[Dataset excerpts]
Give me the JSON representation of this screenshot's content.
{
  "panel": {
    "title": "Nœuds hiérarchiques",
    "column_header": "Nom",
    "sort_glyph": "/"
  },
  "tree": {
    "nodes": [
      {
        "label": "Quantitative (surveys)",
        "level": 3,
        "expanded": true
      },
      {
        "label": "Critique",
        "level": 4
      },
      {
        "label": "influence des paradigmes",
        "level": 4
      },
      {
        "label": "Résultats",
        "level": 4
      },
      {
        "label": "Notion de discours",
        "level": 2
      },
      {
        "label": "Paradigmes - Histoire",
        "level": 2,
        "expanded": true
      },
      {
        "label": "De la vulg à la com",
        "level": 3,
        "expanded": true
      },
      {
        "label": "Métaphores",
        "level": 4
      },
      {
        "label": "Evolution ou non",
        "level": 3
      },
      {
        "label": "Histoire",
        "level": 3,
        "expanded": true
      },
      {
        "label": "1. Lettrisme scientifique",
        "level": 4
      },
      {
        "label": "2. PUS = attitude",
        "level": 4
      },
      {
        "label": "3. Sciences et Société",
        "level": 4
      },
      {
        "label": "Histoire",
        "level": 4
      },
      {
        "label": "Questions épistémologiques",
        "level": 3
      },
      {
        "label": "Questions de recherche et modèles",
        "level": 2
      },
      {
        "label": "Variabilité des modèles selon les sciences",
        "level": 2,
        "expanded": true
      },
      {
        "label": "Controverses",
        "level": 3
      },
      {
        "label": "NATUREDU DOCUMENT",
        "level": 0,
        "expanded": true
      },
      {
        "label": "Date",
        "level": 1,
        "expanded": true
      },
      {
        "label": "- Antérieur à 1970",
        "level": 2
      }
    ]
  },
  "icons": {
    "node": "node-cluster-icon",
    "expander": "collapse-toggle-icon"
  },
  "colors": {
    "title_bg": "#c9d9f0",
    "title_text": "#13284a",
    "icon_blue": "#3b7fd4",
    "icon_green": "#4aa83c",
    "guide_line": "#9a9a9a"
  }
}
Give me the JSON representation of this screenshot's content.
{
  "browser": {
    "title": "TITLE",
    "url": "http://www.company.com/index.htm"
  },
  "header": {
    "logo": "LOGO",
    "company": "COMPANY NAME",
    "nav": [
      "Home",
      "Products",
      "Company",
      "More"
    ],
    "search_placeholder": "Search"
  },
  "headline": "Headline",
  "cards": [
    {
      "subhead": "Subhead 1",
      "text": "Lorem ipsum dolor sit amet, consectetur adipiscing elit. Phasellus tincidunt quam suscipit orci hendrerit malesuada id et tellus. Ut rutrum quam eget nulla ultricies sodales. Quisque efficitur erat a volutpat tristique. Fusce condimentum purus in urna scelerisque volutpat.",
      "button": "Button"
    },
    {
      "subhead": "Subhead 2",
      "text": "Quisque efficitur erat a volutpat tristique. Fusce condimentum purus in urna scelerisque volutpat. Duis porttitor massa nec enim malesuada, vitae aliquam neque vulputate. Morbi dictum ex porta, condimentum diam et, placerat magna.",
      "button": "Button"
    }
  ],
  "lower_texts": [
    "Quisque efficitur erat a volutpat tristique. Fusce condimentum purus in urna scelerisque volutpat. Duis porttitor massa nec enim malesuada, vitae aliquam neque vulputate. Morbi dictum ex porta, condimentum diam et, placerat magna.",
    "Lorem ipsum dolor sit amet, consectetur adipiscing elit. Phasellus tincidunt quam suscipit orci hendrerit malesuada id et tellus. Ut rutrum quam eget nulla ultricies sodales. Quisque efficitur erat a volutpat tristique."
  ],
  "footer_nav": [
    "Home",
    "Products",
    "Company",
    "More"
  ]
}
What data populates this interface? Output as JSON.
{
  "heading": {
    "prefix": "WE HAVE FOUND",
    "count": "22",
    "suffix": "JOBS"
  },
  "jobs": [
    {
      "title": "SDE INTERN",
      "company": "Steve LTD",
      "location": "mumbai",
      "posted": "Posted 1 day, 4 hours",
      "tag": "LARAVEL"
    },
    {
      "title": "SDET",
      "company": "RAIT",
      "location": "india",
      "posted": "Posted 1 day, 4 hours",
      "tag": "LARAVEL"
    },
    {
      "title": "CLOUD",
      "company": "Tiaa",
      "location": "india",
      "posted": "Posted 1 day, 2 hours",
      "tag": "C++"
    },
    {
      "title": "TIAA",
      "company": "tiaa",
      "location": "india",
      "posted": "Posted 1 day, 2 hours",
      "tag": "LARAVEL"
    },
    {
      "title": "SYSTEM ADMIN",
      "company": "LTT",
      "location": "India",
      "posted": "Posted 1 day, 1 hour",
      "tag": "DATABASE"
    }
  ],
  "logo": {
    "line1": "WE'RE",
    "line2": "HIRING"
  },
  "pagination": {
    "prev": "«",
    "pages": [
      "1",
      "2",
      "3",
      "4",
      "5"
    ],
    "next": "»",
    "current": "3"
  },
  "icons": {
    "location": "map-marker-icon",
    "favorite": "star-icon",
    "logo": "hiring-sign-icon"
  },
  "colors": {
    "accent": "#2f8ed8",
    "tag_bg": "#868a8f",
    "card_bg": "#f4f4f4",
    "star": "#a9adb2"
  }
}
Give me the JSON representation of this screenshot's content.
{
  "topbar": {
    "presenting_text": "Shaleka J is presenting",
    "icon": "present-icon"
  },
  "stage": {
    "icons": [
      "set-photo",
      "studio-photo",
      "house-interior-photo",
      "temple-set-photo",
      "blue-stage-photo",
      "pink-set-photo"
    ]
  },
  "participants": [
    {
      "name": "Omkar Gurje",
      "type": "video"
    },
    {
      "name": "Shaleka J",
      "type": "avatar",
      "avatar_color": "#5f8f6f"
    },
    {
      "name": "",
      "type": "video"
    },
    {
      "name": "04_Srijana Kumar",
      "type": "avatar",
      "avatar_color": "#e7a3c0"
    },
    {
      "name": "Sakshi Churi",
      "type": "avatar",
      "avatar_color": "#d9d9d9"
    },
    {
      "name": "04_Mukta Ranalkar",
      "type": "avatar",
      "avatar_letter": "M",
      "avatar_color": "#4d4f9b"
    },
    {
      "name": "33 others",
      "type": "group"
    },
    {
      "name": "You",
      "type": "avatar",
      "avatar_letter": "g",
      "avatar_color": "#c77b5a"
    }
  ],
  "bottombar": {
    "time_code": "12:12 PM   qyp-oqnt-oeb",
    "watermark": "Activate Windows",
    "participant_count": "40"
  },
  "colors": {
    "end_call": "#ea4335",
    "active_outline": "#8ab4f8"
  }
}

YOUR GOAL:
Go through the material above and copy each line that has the word "consectetur".

WRITTEN RESPONSE:
      "text": "Lorem ipsum dolor sit amet, consectetur adipiscing elit. Phasellus tincidunt quam suscipit orci hendrerit malesuada id et tellus. Ut rutrum quam eget nulla ultricies sodales. Quisque efficitur erat a volutpat tristique. Fusce condimentum purus in urna scelerisque volutpat.",
    "Lorem ipsum dolor sit amet, consectetur adipiscing elit. Phasellus tincidunt quam suscipit orci hendrerit malesuada id et tellus. Ut rutrum quam eget nulla ultricies sodales. Quisque efficitur erat a volutpat tristique."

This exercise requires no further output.